**TASK OBJECTIVE**
Please repeat everything from the start of the data down to the line containing "sidebar-item-label: Appearance: [45, 281, 108, 293]", including that line, with no changes.

**RECORD LIST**
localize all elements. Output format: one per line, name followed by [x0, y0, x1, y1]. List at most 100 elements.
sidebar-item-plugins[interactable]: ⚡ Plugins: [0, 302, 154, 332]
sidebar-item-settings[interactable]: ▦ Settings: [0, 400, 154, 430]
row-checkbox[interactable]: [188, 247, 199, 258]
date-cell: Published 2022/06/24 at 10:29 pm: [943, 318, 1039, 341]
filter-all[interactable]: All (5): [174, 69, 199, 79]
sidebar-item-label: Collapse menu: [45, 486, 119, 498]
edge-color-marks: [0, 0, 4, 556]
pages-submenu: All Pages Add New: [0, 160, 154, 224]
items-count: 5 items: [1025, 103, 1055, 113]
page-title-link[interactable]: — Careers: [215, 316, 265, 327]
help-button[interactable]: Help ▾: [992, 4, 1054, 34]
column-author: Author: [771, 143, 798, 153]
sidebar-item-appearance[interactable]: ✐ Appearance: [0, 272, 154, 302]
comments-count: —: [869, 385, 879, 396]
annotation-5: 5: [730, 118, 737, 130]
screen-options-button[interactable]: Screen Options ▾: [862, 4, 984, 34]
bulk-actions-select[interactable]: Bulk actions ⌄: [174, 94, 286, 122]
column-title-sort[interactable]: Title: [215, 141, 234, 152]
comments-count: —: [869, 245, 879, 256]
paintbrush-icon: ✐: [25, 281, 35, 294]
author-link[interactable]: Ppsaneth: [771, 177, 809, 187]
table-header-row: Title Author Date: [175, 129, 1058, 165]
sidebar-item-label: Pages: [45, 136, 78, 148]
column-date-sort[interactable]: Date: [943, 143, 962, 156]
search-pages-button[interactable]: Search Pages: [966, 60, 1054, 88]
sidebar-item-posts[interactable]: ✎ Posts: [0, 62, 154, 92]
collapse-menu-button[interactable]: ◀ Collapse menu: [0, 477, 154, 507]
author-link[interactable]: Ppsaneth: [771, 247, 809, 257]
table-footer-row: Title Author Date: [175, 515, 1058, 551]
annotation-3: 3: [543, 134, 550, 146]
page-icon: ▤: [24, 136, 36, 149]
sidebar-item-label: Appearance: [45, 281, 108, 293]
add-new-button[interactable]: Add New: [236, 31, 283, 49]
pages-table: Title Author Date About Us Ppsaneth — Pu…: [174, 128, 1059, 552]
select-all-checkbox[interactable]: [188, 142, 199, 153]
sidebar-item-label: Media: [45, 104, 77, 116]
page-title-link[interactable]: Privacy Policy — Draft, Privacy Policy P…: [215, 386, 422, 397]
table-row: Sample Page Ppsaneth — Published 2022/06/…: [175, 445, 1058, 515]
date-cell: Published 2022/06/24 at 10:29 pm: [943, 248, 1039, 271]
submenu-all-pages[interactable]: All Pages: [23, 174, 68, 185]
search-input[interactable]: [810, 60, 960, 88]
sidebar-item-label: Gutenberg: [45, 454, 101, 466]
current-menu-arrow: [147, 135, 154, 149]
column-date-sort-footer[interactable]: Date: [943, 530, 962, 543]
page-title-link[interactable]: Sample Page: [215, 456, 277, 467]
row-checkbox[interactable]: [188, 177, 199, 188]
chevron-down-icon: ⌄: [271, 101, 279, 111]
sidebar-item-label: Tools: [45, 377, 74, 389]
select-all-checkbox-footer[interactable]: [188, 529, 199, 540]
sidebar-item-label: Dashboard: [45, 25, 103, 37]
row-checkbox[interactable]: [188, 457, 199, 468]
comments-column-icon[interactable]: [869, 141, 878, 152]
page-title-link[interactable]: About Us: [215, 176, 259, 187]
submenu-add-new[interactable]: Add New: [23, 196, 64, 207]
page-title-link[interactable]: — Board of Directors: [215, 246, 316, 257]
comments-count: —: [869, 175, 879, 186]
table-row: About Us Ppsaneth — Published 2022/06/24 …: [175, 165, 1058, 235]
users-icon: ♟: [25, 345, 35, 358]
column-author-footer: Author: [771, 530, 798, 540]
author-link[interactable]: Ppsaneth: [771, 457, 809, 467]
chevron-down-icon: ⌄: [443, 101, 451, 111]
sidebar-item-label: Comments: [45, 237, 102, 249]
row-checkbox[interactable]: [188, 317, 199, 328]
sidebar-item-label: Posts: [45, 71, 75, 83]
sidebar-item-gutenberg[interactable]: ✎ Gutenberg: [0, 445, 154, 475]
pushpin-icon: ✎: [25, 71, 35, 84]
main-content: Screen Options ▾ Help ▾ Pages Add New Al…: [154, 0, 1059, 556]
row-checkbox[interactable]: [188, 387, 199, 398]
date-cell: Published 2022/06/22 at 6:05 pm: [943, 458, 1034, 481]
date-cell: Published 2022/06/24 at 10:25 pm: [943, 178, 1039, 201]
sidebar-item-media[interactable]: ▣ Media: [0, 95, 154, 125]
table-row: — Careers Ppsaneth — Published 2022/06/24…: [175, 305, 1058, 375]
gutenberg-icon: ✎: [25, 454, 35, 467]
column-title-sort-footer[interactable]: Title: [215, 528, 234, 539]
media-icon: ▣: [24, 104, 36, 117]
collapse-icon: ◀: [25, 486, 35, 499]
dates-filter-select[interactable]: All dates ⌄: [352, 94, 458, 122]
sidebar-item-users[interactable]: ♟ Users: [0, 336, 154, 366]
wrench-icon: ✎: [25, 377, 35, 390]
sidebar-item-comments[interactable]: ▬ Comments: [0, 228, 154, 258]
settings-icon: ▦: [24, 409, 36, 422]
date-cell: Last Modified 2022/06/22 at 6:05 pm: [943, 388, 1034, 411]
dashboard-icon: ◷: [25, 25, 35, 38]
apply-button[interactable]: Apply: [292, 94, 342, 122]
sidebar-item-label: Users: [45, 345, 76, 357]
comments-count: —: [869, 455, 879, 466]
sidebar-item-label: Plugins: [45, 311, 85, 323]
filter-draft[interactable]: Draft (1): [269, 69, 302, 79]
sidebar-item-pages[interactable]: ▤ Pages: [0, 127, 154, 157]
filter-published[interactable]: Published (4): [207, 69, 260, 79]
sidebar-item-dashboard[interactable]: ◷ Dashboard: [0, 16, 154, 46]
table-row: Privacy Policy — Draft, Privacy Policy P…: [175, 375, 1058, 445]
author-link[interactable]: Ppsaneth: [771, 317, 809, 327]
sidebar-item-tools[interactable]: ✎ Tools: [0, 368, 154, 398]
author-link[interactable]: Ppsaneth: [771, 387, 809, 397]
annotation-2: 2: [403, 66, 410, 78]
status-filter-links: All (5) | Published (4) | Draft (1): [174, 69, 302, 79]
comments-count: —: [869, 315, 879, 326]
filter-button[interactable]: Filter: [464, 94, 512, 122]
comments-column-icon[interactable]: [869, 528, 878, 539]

**RESULT OF THIS EXERCISE**
localize all elements. Output format: one per line, name followed by [x0, y0, x1, y1]. List at most 100 elements.
sidebar-item-plugins[interactable]: ⚡ Plugins: [0, 302, 154, 332]
sidebar-item-settings[interactable]: ▦ Settings: [0, 400, 154, 430]
row-checkbox[interactable]: [188, 247, 199, 258]
date-cell: Published 2022/06/24 at 10:29 pm: [943, 318, 1039, 341]
filter-all[interactable]: All (5): [174, 69, 199, 79]
sidebar-item-label: Collapse menu: [45, 486, 119, 498]
edge-color-marks: [0, 0, 4, 556]
pages-submenu: All Pages Add New: [0, 160, 154, 224]
items-count: 5 items: [1025, 103, 1055, 113]
page-title-link[interactable]: — Careers: [215, 316, 265, 327]
help-button[interactable]: Help ▾: [992, 4, 1054, 34]
column-author: Author: [771, 143, 798, 153]
sidebar-item-appearance[interactable]: ✐ Appearance: [0, 272, 154, 302]
comments-count: —: [869, 385, 879, 396]
annotation-5: 5: [730, 118, 737, 130]
screen-options-button[interactable]: Screen Options ▾: [862, 4, 984, 34]
bulk-actions-select[interactable]: Bulk actions ⌄: [174, 94, 286, 122]
column-title-sort[interactable]: Title: [215, 141, 234, 152]
comments-count: —: [869, 245, 879, 256]
paintbrush-icon: ✐: [25, 281, 35, 294]
author-link[interactable]: Ppsaneth: [771, 177, 809, 187]
table-header-row: Title Author Date: [175, 129, 1058, 165]
sidebar-item-label: Pages: [45, 136, 78, 148]
column-date-sort[interactable]: Date: [943, 143, 962, 156]
search-pages-button[interactable]: Search Pages: [966, 60, 1054, 88]
sidebar-item-posts[interactable]: ✎ Posts: [0, 62, 154, 92]
collapse-menu-button[interactable]: ◀ Collapse menu: [0, 477, 154, 507]
author-link[interactable]: Ppsaneth: [771, 247, 809, 257]
table-footer-row: Title Author Date: [175, 515, 1058, 551]
annotation-3: 3: [543, 134, 550, 146]
page-icon: ▤: [24, 136, 36, 149]
sidebar-item-label: Appearance: [45, 281, 108, 293]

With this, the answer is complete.